* Start Text block *

Richard Terfry (born March 4, 1972), better known by his stage name Buck 65, is a Canadian alternative hip hop artist. Underpinned by an extensive background in abstract hip hop, his more recent music has extensively incorporated blues, country, rock, folk and avant-garde influences.

Terfry is also a radio host, hosting the weekday Drive show on CBC Music since September 2, 2008. In addition, he once hosted a weekday program on CBC Radio 3's web radio station.

History

Early career and influences
Terfry was born in 1972 and raised in Mount Uniacke, Nova Scotia, a rural community 40 km north of Halifax. Terfry was initially interested in pursuing a career in professional baseball, and at age 16, was scouted by the New York Yankees; however, his dream was ended following a shoulder injury. He was first exposed to rap music in the mid-1980s while listening to CBC Stereo's late-night show Brave New Waves, and then by listening to Halifax campus community radio station CKDU. CKDU then broadcast at only 33 watts, and he had to climb a tree in his yard to hear the station's hip hop show on his radio. Fascinated by hip hop, the young Terfry taught himself how to rap, DJ, and, later, to produce records. In 1990, Terfry self-produced his first song, "The Rhyme Has To Be Good", which later received airplay on the Halifax college radio station. His musical influences include MC Shan, David Lynch, Gitche Manitou  and Kool Keith.

Using the moniker DJ Critical, he later hosted a hip-hop show on CKDU called The Bassment (later renamed The Treatment Program when he assumed the stage name Jesus Murphy), which aired for several years. This period overlapped with many of his non-major-label releases.

Stage names
Buck 65 has used a number of other stage names including Johnny Rockwell, Stinkin' Rich, Haslam, and Uncle Climax. These pseudonyms typically represent different characters in his raps (as in Uncle Climax, Johnny Rockwell and Stinkin' Rich) or different aspects of Buck's creativity (as noted above, DJ Critical was his DJ name on CKDU).

* End Text block *
* Start Information supplied *

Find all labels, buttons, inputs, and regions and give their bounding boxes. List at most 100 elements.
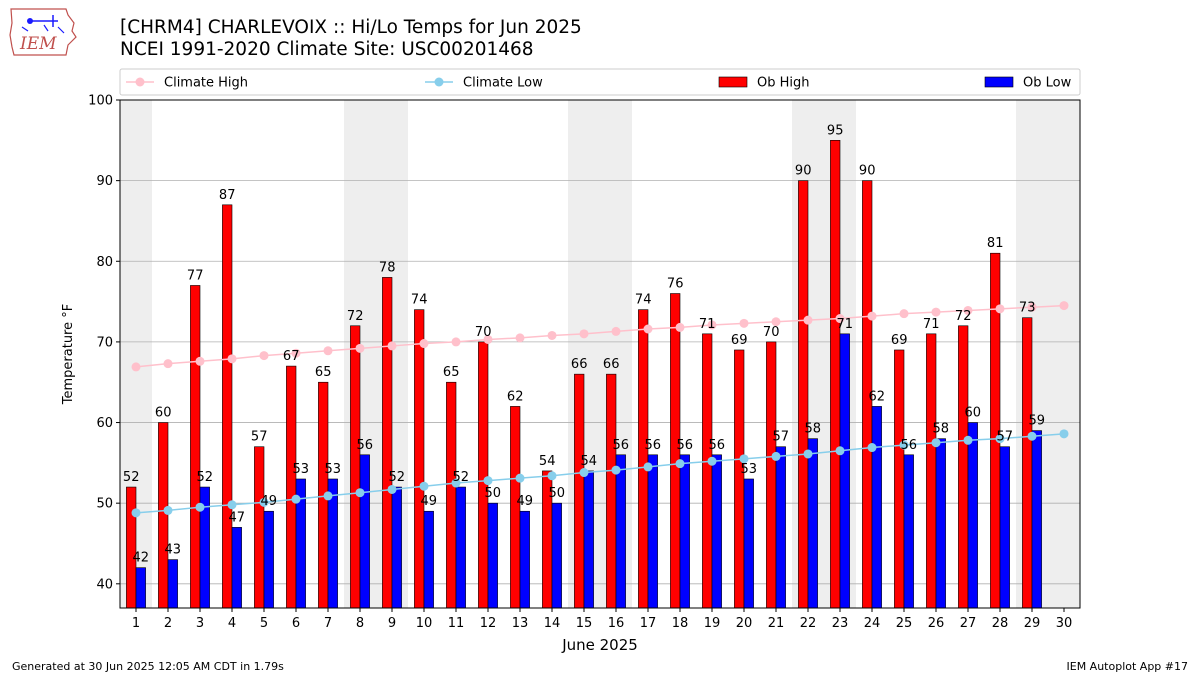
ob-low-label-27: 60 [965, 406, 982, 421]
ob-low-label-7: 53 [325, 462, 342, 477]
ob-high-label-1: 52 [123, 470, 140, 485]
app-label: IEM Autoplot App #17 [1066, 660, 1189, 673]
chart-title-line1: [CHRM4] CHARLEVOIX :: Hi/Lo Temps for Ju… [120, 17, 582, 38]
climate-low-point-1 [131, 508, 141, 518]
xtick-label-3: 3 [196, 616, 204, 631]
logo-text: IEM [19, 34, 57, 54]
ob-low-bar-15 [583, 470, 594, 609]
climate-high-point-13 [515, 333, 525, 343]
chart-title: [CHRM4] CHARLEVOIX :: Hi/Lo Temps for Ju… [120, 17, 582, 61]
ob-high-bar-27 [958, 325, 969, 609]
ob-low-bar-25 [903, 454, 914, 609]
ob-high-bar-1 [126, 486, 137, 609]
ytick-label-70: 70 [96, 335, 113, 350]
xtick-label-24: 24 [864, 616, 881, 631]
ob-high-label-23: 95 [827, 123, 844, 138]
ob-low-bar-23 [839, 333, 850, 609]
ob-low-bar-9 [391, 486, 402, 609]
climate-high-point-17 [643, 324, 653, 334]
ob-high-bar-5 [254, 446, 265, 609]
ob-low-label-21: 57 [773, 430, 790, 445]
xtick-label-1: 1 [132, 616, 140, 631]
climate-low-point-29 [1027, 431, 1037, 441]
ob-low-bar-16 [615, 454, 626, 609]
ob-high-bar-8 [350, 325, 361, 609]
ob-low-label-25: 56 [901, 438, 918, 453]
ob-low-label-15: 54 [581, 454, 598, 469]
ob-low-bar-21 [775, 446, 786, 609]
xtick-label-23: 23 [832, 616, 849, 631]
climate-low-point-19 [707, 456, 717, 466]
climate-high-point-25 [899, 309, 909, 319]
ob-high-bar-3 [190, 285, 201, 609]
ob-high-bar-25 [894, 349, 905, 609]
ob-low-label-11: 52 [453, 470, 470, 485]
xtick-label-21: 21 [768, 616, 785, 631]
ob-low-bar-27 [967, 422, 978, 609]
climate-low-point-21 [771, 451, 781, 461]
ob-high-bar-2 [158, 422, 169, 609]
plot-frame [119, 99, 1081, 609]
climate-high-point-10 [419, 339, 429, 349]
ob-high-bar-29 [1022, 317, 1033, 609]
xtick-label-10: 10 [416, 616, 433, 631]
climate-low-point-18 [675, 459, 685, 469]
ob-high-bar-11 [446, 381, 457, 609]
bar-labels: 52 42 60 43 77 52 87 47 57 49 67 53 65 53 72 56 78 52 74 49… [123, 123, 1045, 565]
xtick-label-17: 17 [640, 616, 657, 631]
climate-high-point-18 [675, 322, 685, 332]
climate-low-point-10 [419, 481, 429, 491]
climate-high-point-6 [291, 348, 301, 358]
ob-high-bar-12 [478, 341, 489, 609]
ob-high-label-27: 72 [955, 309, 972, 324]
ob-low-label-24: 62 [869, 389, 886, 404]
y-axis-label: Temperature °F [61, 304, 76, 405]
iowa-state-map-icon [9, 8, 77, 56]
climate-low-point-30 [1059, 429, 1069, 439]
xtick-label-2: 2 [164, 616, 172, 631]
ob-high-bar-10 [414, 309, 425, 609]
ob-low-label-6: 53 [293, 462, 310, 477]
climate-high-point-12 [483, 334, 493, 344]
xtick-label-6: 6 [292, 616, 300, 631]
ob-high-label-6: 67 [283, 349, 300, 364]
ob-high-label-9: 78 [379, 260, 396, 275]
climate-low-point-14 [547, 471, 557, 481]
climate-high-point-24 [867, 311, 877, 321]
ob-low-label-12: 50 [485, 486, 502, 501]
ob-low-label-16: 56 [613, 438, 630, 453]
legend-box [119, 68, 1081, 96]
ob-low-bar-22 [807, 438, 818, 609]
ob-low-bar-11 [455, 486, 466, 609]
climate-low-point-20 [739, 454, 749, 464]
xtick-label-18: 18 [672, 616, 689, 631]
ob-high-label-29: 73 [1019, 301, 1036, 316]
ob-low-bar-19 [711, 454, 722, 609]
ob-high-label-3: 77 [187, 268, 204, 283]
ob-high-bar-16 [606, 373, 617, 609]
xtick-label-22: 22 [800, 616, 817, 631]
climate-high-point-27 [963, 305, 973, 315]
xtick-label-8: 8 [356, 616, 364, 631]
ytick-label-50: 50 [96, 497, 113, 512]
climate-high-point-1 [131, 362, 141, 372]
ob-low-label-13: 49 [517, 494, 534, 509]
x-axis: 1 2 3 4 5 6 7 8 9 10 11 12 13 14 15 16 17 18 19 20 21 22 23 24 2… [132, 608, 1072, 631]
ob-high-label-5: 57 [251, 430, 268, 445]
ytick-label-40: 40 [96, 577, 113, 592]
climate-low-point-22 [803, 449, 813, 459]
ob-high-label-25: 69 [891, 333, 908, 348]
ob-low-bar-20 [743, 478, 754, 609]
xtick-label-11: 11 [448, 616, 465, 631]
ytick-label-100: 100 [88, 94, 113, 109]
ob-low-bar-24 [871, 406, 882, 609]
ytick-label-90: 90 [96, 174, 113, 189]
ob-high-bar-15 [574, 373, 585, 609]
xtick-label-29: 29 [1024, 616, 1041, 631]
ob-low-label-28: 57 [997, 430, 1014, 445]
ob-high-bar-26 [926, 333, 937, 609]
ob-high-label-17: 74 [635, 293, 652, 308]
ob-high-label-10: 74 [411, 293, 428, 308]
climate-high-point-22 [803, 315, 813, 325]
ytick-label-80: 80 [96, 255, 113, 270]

* End Information supplied *

## Goal:
Pick up the Buck 65 biography after its last sentence and continue it.

## Answer to this problem:
He explains the origin of his main performance name as follows: "I was born with the name Richard Terfry. Where I come from, it's common when a boy is named after his father, for the father to refer to the son as 'Buck'. I don't know where that comes from or when it started. It might be a 'out-in-the-country' thing. Growing up I knew lots of sons who were referred to as 'Buck'. Sometimes even if they weren't juniors. So the joke became, I was one of 65 (a number picked randomly) 'Bucks' in my town."

However, when appearing on Andy Kershaw's radio show in the UK on August 8, 2004, he gave a totally different explanation: some of his earliest public performances were with an older blues musician who used to joke that Terfry's regularity at showing up made him as reliable as a 1965 Buick. The nickname Buick 65 stuck until it was misprinted on a publicity poster as 'Buck 65' which he then adopted as his stage name.

Buck 65 has recorded an EP under the name of Dirk Thornton alongside Irishman DJ Flip, it was scheduled for release early 2007 but the date was not set. The first release under Dirk Thornton was a 7-inch vinyl single with the tracks "Yesterday's News" and "Catwalk."

Early releases
In 1993, he released his first cassette of rap tunes while performing under the alias Stinkin' Rich on the Halifax label No Records. The five song cassette was titled Chin Music, which was a reference to his interest in baseball. The release brought Stinkin' Rich to the attention of members of Halifax alternative rock band Sloan. Sloan signed him to their independent record label Murderecords and released a 7-inch single and a full length cassette called Game Tight, again featuring a reference to baseball. As Stinkin' Rich, he also appeared on numerous songs by Halifax hip hop band Hip Club Groove.

After a brief break, Terfry returned reconstituted as Buck 65, releasing Weirdo Magnet (on Metaforensics) and Language Arts in 1996, followed by Vertex in 1997 (both on Four Ways to Rock/Metaforensics), and the 12" single The Wildlife (on Hand'Solo Records) in 1998. He recorded "Sebutonedef" (released in 1996 by Funtrip Records) as a collaboration with fellow Halifax artist Sixtoo. Other releases by the duo, known as Sebutones, are Psoriasis and 50/50 Where It Counts. While still far from mainstream success, he received several odd jobs in Canada's entertainment industry, including making soundtrack music and providing narration for a TV commercial for NBA apparel, and song lyrics for the popular children's program Sesame Street.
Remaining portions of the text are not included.